_Objective_
Locate and copy all lines bearing the word "持续开展".

(Recorded data)
— START —
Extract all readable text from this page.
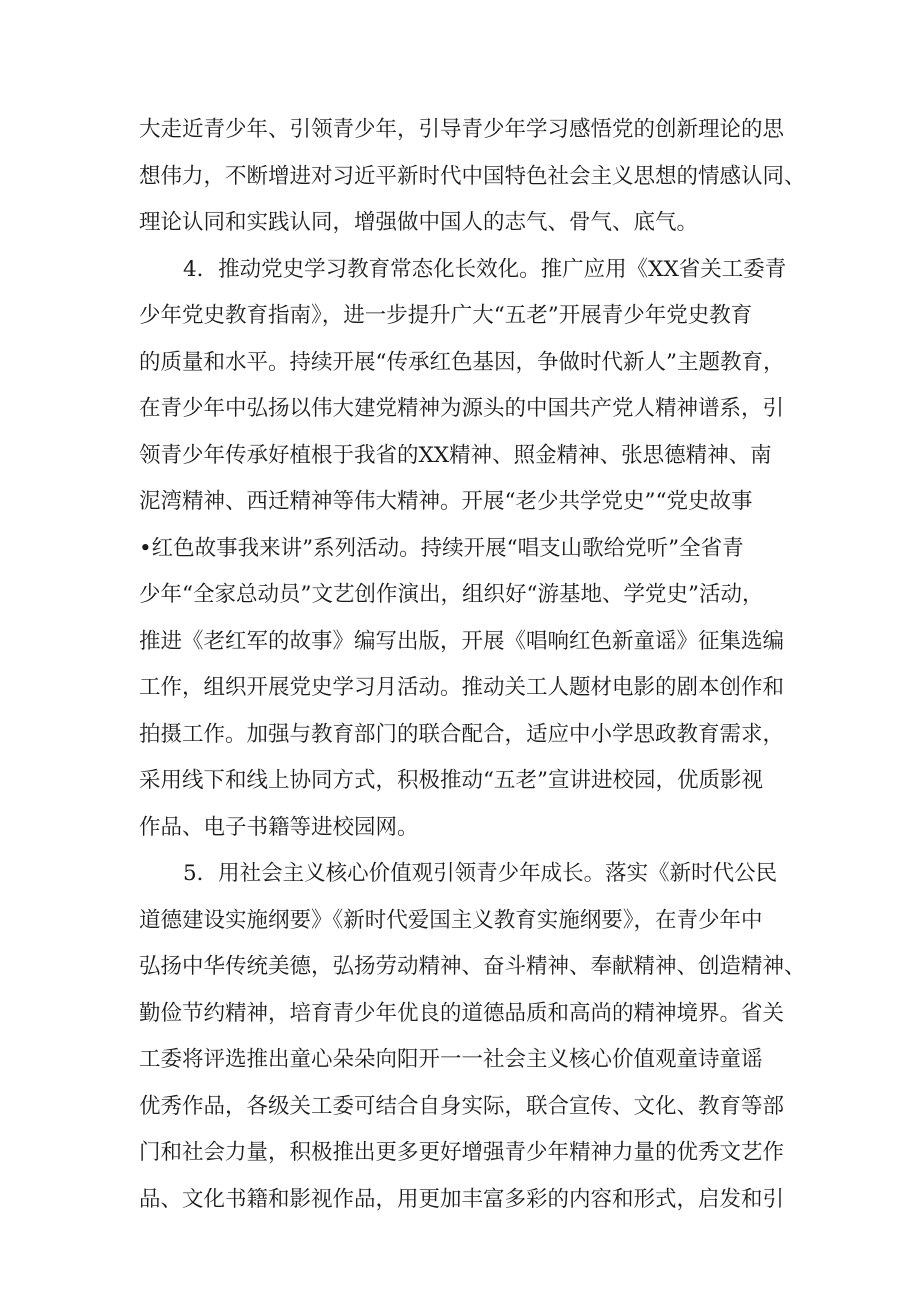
大走近青少年、引领青少年，引导青少年学习感悟党的创新理论的思
想伟力，不断增进对习近平新时代中国特色社会主义思想的情感认同、
理论认同和实践认同，增强做中国人的志气、骨气、底气。
4．推动党史学习教育常态化长效化。推广应用《XX省关工委青
少年党史教育指南》，进一步提升广大“五老”开展青少年党史教育
的质量和水平。持续开展“传承红色基因，争做时代新人”主题教育，
在青少年中弘扬以伟大建党精神为源头的中国共产党人精神谱系，引
领青少年传承好植根于我省的XX精神、照金精神、张思德精神、南
泥湾精神、西迁精神等伟大精神。开展“老少共学党史”“党史故事
•红色故事我来讲”系列活动。持续开展“唱支山歌给党听”全省青
少年“全家总动员”文艺创作演出，组织好“游基地、学党史”活动，
推进《老红军的故事》编写出版，开展《唱响红色新童谣》征集选编
工作，组织开展党史学习月活动。推动关工人题材电影的剧本创作和
拍摄工作。加强与教育部门的联合配合，适应中小学思政教育需求，
采用线下和线上协同方式，积极推动“五老”宣讲进校园，优质影视
作品、电子书籍等进校园网。
5．用社会主义核心价值观引领青少年成长。落实《新时代公民
道德建设实施纲要》《新时代爱国主义教育实施纲要》，在青少年中
弘扬中华传统美德，弘扬劳动精神、奋斗精神、奉献精神、创造精神、
勤俭节约精神，培育青少年优良的道德品质和高尚的精神境界。省关
工委将评选推出童心朵朵向阳开一一社会主义核心价值观童诗童谣
优秀作品，各级关工委可结合自身实际，联合宣传、文化、教育等部
门和社会力量，积极推出更多更好增强青少年精神力量的优秀文艺作
品、文化书籍和影视作品，用更加丰富多彩的内容和形式，启发和引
— END —
_Response to this task_
的质量和水平。持续开展“传承红色基因，争做时代新人”主题教育，
•红色故事我来讲”系列活动。持续开展“唱支山歌给党听”全省青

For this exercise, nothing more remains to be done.